_YOUR OBJECTIVE_:
Copy the listing below line for line, changing nothing.

_EXERCISE MATERIALS_:
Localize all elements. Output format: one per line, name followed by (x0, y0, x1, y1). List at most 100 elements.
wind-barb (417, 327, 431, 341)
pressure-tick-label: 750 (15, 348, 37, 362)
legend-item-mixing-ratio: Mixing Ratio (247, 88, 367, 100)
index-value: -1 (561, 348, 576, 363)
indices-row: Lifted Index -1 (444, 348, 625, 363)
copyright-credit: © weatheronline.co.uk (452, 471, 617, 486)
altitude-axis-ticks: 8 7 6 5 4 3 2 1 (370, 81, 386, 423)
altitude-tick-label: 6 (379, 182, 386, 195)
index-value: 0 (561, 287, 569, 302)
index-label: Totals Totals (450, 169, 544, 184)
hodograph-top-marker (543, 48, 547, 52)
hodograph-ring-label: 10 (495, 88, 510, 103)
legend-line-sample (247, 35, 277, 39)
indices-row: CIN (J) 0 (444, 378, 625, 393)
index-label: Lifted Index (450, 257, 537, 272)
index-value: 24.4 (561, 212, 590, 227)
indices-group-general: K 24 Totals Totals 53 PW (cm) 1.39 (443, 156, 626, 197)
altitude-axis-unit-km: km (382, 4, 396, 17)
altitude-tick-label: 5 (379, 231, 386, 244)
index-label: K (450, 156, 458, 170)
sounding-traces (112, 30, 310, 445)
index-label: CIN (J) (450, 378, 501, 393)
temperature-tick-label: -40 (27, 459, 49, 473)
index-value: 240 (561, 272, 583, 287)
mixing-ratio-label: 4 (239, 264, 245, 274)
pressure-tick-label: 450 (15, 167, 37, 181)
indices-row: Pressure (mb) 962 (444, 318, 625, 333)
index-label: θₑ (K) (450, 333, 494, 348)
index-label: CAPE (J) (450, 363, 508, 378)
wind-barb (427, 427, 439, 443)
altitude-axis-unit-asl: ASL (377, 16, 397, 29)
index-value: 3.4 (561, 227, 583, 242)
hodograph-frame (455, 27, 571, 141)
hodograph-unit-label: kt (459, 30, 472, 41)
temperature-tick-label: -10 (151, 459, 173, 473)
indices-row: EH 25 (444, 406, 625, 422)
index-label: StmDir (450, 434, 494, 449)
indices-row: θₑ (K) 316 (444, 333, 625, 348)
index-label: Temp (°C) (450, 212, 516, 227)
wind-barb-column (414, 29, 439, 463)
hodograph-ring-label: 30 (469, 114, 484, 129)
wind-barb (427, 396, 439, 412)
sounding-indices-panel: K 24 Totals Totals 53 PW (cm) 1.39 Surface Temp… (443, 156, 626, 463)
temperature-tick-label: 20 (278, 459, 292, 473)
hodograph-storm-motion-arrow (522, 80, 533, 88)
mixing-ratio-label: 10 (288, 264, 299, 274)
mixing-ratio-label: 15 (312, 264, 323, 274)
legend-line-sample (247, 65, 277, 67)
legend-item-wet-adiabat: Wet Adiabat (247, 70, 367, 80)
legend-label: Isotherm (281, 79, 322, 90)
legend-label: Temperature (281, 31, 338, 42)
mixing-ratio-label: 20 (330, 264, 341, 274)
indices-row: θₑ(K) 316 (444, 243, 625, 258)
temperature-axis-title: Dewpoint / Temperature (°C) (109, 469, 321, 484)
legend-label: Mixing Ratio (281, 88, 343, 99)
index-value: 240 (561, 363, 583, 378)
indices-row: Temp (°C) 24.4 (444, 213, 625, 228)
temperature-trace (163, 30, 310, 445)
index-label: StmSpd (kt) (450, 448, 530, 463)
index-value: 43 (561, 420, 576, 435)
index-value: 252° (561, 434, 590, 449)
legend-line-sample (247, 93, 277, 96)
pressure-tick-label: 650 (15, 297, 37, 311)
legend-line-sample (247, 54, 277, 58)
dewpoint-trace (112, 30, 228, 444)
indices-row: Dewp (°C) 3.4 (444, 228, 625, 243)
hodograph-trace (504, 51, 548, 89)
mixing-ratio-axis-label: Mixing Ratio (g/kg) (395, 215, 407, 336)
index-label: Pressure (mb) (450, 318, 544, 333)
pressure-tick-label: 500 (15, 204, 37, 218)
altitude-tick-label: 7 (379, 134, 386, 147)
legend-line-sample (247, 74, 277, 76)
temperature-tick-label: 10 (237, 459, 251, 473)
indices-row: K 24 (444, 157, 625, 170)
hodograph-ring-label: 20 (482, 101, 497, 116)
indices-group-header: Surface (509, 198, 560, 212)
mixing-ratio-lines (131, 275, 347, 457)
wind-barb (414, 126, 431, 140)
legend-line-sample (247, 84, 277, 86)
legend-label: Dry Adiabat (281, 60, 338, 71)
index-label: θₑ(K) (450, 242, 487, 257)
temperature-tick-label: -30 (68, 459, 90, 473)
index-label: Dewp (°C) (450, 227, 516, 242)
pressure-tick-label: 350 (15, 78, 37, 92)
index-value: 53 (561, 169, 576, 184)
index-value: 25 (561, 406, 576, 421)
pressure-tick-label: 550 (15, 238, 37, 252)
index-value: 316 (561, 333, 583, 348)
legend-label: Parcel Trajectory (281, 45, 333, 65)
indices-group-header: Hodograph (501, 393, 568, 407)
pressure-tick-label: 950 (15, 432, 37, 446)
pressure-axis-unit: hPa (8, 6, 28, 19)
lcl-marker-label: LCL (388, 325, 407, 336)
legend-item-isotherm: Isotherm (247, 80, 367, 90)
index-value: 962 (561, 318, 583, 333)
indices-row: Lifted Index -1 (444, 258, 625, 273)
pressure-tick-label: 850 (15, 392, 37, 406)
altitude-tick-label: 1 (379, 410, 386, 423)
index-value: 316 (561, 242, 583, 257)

_RESPONSE_:
Localize all elements. Output format: one per line, name followed by (x0, y0, x1, y1). List at most 100 elements.
wind-barb (417, 327, 431, 341)
pressure-tick-label: 750 (15, 348, 37, 362)
legend-item-mixing-ratio: Mixing Ratio (247, 88, 367, 100)
index-value: -1 (561, 348, 576, 363)
indices-row: Lifted Index -1 (444, 348, 625, 363)
copyright-credit: © weatheronline.co.uk (452, 471, 617, 486)
altitude-axis-ticks: 8 7 6 5 4 3 2 1 (370, 81, 386, 423)
altitude-tick-label: 6 (379, 182, 386, 195)
index-value: 0 (561, 287, 569, 302)
index-label: Totals Totals (450, 169, 544, 184)
hodograph-top-marker (543, 48, 547, 52)
hodograph-ring-label: 10 (495, 88, 510, 103)
legend-line-sample (247, 35, 277, 39)
indices-row: CIN (J) 0 (444, 378, 625, 393)
index-label: Lifted Index (450, 257, 537, 272)
index-value: 24.4 (561, 212, 590, 227)
indices-group-general: K 24 Totals Totals 53 PW (cm) 1.39 (443, 156, 626, 197)
altitude-axis-unit-km: km (382, 4, 396, 17)
altitude-tick-label: 5 (379, 231, 386, 244)
index-label: K (450, 156, 458, 170)
sounding-traces (112, 30, 310, 445)
index-label: CIN (J) (450, 378, 501, 393)
temperature-tick-label: -40 (27, 459, 49, 473)
index-value: 240 (561, 272, 583, 287)
mixing-ratio-label: 4 (239, 264, 245, 274)
pressure-tick-label: 450 (15, 167, 37, 181)
indices-row: Pressure (mb) 962 (444, 318, 625, 333)
index-label: θₑ (K) (450, 333, 494, 348)
index-label: CAPE (J) (450, 363, 508, 378)
wind-barb (427, 427, 439, 443)
altitude-axis-unit-asl: ASL (377, 16, 397, 29)
index-value: 3.4 (561, 227, 583, 242)
hodograph-frame (455, 27, 571, 141)
hodograph-unit-label: kt (459, 30, 472, 41)
temperature-tick-label: -10 (151, 459, 173, 473)
indices-row: EH 25 (444, 406, 625, 422)
index-label: StmDir (450, 434, 494, 449)
indices-row: θₑ (K) 316 (444, 333, 625, 348)
index-label: Temp (°C) (450, 212, 516, 227)
wind-barb-column (414, 29, 439, 463)
hodograph-ring-label: 30 (469, 114, 484, 129)
wind-barb (427, 396, 439, 412)
sounding-indices-panel: K 24 Totals Totals 53 PW (cm) 1.39 Surface Temp… (443, 156, 626, 463)
temperature-tick-label: 20 (278, 459, 292, 473)
hodograph-storm-motion-arrow (522, 80, 533, 88)
mixing-ratio-label: 10 (288, 264, 299, 274)
mixing-ratio-label: 15 (312, 264, 323, 274)
legend-line-sample (247, 65, 277, 67)
legend-item-wet-adiabat: Wet Adiabat (247, 70, 367, 80)
legend-label: Isotherm (281, 79, 322, 90)
legend-label: Temperature (281, 31, 338, 42)
mixing-ratio-label: 20 (330, 264, 341, 274)
indices-row: θₑ(K) 316 (444, 243, 625, 258)
temperature-axis-title: Dewpoint / Temperature (°C) (109, 469, 321, 484)
legend-label: Mixing Ratio (281, 88, 343, 99)
index-value: 240 (561, 363, 583, 378)
indices-row: Temp (°C) 24.4 (444, 213, 625, 228)
temperature-trace (163, 30, 310, 445)
index-label: StmSpd (kt) (450, 448, 530, 463)
index-value: 43 (561, 420, 576, 435)
index-value: 252° (561, 434, 590, 449)
legend-line-sample (247, 93, 277, 96)
pressure-tick-label: 650 (15, 297, 37, 311)
legend-line-sample (247, 54, 277, 58)
dewpoint-trace (112, 30, 228, 444)
indices-row: Dewp (°C) 3.4 (444, 228, 625, 243)
hodograph-trace (504, 51, 548, 89)
mixing-ratio-axis-label: Mixing Ratio (g/kg) (395, 215, 407, 336)
index-label: Pressure (mb) (450, 318, 544, 333)
pressure-tick-label: 500 (15, 204, 37, 218)
altitude-tick-label: 7 (379, 134, 386, 147)
legend-line-sample (247, 74, 277, 76)
temperature-tick-label: 10 (237, 459, 251, 473)
indices-row: K 24 (444, 157, 625, 170)
hodograph-ring-label: 20 (482, 101, 497, 116)
indices-group-header: Surface (509, 198, 560, 212)
mixing-ratio-lines (131, 275, 347, 457)
wind-barb (414, 126, 431, 140)
legend-line-sample (247, 84, 277, 86)
legend-label: Dry Adiabat (281, 60, 338, 71)
index-label: θₑ(K) (450, 242, 487, 257)
temperature-tick-label: -30 (68, 459, 90, 473)
index-label: Dewp (°C) (450, 227, 516, 242)
pressure-tick-label: 350 (15, 78, 37, 92)
index-value: 53 (561, 169, 576, 184)
index-value: 25 (561, 406, 576, 421)
pressure-tick-label: 550 (15, 238, 37, 252)
index-value: 316 (561, 333, 583, 348)
legend-label: Parcel Trajectory (281, 45, 333, 65)
indices-group-header: Hodograph (501, 393, 568, 407)
pressure-tick-label: 950 (15, 432, 37, 446)
pressure-axis-unit: hPa (8, 6, 28, 19)
lcl-marker-label: LCL (388, 325, 407, 336)
legend-item-isotherm: Isotherm (247, 80, 367, 90)
index-value: 962 (561, 318, 583, 333)
indices-row: Lifted Index -1 (444, 258, 625, 273)
pressure-tick-label: 850 (15, 392, 37, 406)
altitude-tick-label: 1 (379, 410, 386, 423)
index-value: 316 (561, 242, 583, 257)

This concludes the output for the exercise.